Stored dataset items:
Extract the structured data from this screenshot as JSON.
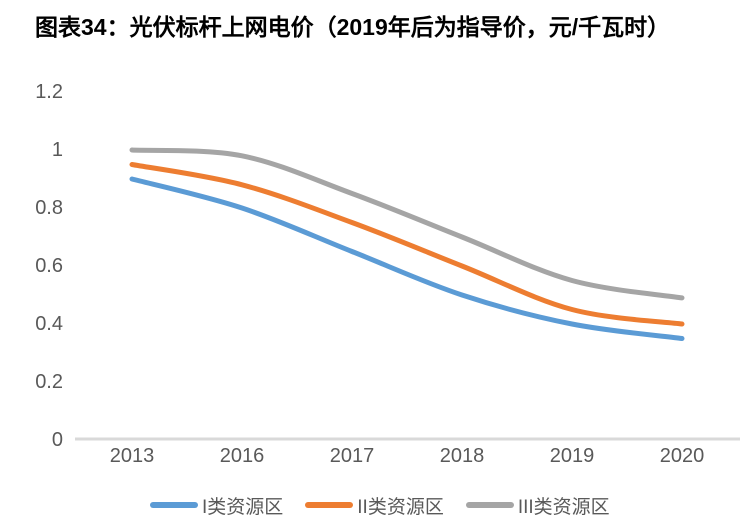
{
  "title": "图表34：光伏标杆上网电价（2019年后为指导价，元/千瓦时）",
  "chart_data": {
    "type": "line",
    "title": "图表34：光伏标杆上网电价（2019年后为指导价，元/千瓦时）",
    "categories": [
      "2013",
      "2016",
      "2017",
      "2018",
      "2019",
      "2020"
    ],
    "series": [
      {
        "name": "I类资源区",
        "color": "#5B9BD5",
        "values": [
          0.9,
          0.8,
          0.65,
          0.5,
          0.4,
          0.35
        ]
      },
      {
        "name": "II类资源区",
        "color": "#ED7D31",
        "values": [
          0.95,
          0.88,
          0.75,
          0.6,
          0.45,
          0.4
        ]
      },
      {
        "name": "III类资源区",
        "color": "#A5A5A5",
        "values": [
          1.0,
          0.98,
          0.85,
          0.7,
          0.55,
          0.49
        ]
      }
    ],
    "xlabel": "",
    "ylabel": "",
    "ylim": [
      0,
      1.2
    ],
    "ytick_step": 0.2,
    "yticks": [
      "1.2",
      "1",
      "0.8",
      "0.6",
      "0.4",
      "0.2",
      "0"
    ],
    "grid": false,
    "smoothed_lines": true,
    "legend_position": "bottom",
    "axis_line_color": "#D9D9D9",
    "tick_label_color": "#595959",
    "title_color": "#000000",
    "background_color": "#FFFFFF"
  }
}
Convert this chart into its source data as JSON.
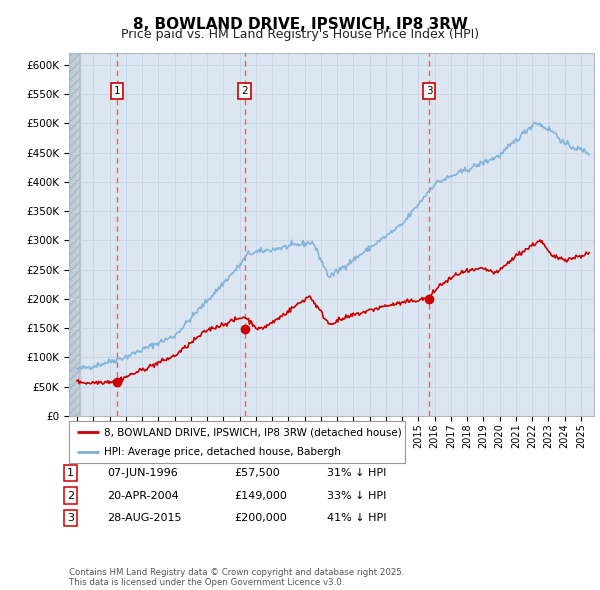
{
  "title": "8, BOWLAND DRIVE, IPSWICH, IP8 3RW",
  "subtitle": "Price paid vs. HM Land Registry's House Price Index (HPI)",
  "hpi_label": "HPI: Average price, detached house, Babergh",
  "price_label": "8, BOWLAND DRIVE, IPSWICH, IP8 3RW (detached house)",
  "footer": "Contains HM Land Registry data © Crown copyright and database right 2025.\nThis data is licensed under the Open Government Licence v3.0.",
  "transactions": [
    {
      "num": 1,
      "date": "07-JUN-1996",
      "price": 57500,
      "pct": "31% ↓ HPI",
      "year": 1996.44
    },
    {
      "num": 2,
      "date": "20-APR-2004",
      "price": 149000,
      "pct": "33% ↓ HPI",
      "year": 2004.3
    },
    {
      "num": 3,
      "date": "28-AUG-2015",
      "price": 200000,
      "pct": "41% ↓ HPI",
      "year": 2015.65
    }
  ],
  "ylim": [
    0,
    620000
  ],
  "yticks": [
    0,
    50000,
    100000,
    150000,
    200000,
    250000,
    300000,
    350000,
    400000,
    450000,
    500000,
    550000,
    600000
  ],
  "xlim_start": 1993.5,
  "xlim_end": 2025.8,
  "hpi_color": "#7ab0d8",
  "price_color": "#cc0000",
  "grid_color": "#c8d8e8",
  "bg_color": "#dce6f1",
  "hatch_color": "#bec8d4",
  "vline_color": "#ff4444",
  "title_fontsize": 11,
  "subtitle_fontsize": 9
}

— Exercise —
Copy every line in the entries above that has the string "IPSWICH" in it.

— Written solution —
  "title": "8, BOWLAND DRIVE, IPSWICH, IP8 3RW",
  "price_label": "8, BOWLAND DRIVE, IPSWICH, IP8 3RW (detached house)",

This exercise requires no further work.